"""

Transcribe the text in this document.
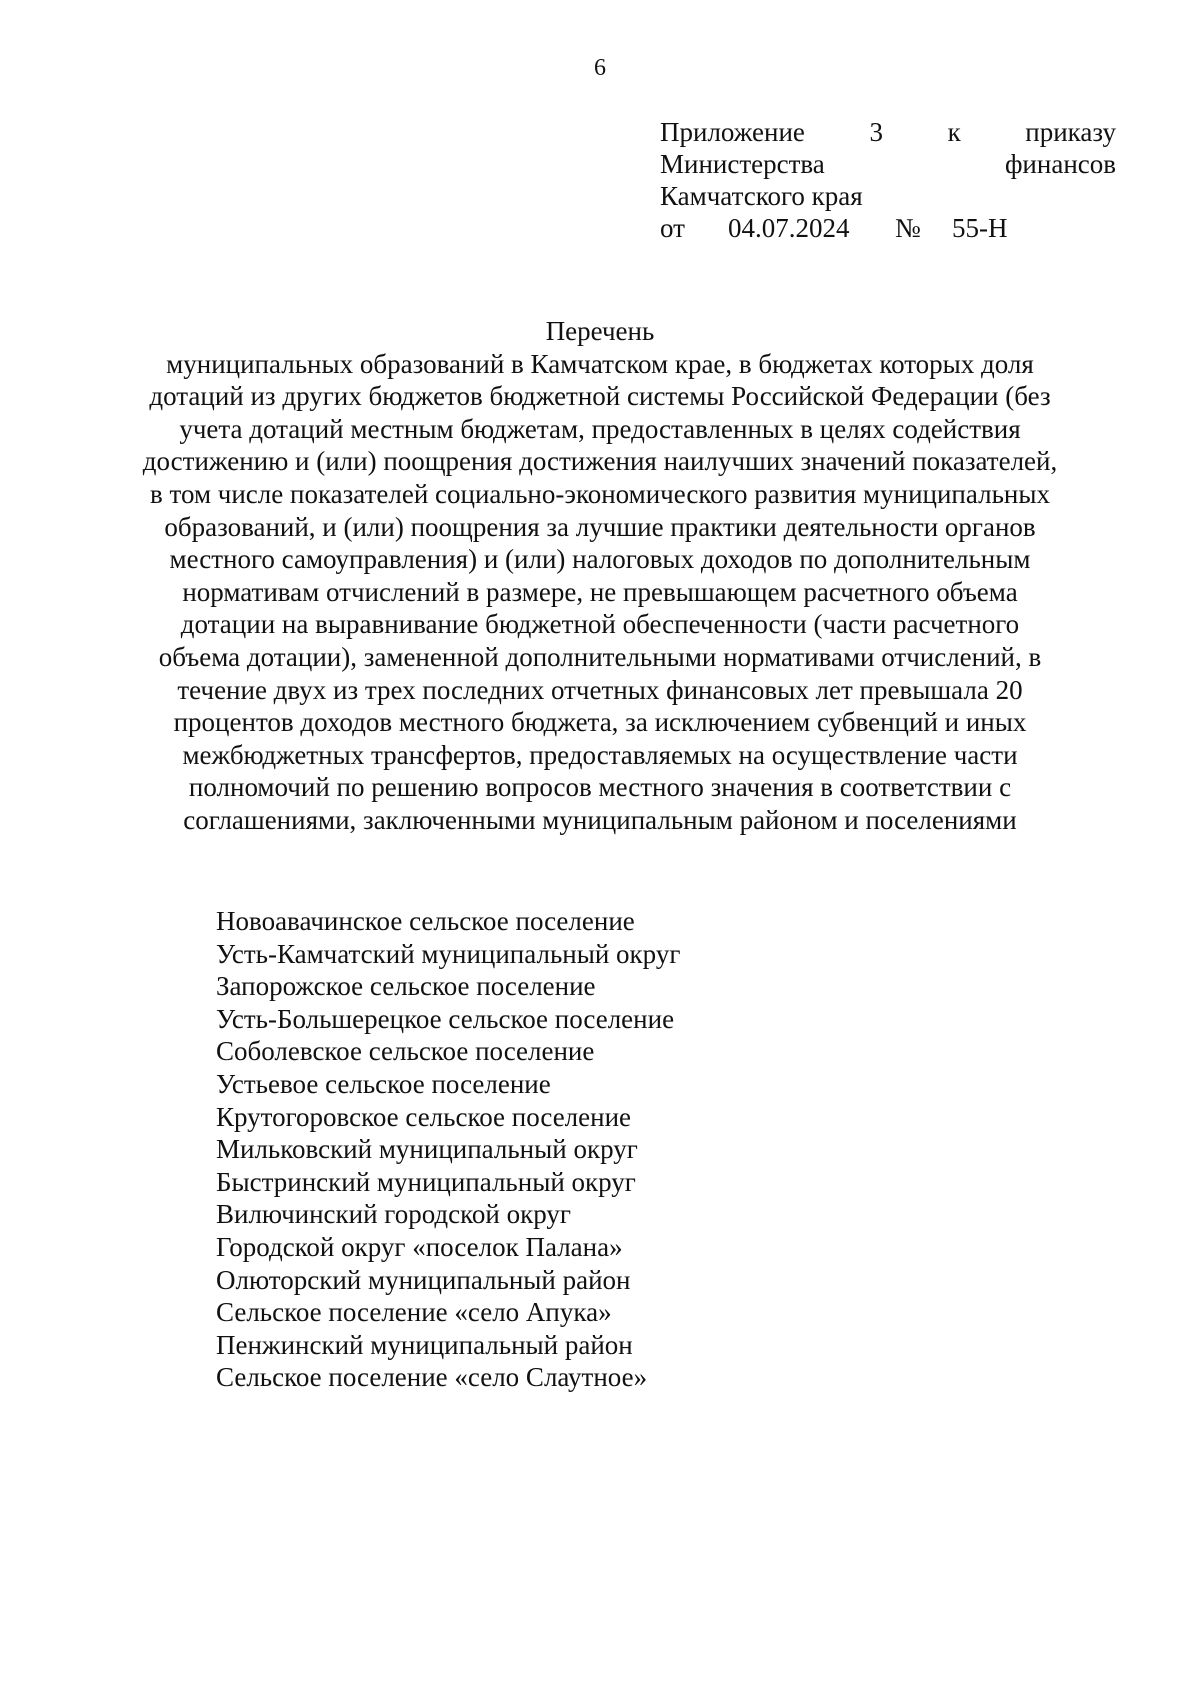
6
Приложение 3 к приказу
Министерства	финансов
Камчатского края
от	04.07.2024	№	55-Н
Перечень
муниципальных образований в Камчатском крае, в бюджетах которых доля
дотаций из других бюджетов бюджетной системы Российской Федерации (без
учета дотаций местным бюджетам, предоставленных в целях содействия
достижению и (или) поощрения достижения наилучших значений показателей,
в том числе показателей социально-экономического развития муниципальных
образований, и (или) поощрения за лучшие практики деятельности органов
местного самоуправления) и (или) налоговых доходов по дополнительным
нормативам отчислений в размере, не превышающем расчетного объема
дотации на выравнивание бюджетной обеспеченности (части расчетного
объема дотации), замененной дополнительными нормативами отчислений, в
течение двух из трех последних отчетных финансовых лет превышала 20
процентов доходов местного бюджета, за исключением субвенций и иных
межбюджетных трансфертов, предоставляемых на осуществление части
полномочий по решению вопросов местного значения в соответствии с
соглашениями, заключенными муниципальным районом и поселениями
Новоавачинское сельское поселение
Усть-Камчатский муниципальный округ
Запорожское сельское поселение
Усть-Большерецкое сельское поселение
Соболевское сельское поселение
Устьевое сельское поселение
Крутогоровское сельское поселение
Мильковский муниципальный округ
Быстринский муниципальный округ
Вилючинский городской округ
Городской округ «поселок Палана»
Олюторский муниципальный район
Сельское поселение «село Апука»
Пенжинский муниципальный район
Сельское поселение «село Слаутное»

"""

*REQUIREMENT*:
Write the entries above out in full, exactly, with no images.

*EXERCISE RESULT*:
Transcribe the text in this document.
6
Приложение 3 к приказу
Министерства	финансов
Камчатского края
от	04.07.2024	№	55-Н
Перечень
муниципальных образований в Камчатском крае, в бюджетах которых доля
дотаций из других бюджетов бюджетной системы Российской Федерации (без
учета дотаций местным бюджетам, предоставленных в целях содействия
достижению и (или) поощрения достижения наилучших значений показателей,
в том числе показателей социально-экономического развития муниципальных
образований, и (или) поощрения за лучшие практики деятельности органов
местного самоуправления) и (или) налоговых доходов по дополнительным
нормативам отчислений в размере, не превышающем расчетного объема
дотации на выравнивание бюджетной обеспеченности (части расчетного
объема дотации), замененной дополнительными нормативами отчислений, в
течение двух из трех последних отчетных финансовых лет превышала 20
процентов доходов местного бюджета, за исключением субвенций и иных
межбюджетных трансфертов, предоставляемых на осуществление части
полномочий по решению вопросов местного значения в соответствии с
соглашениями, заключенными муниципальным районом и поселениями
Новоавачинское сельское поселение
Усть-Камчатский муниципальный округ
Запорожское сельское поселение
Усть-Большерецкое сельское поселение
Соболевское сельское поселение
Устьевое сельское поселение
Крутогоровское сельское поселение
Мильковский муниципальный округ
Быстринский муниципальный округ
Вилючинский городской округ
Городской округ «поселок Палана»
Олюторский муниципальный район
Сельское поселение «село Апука»
Пенжинский муниципальный район
Сельское поселение «село Слаутное»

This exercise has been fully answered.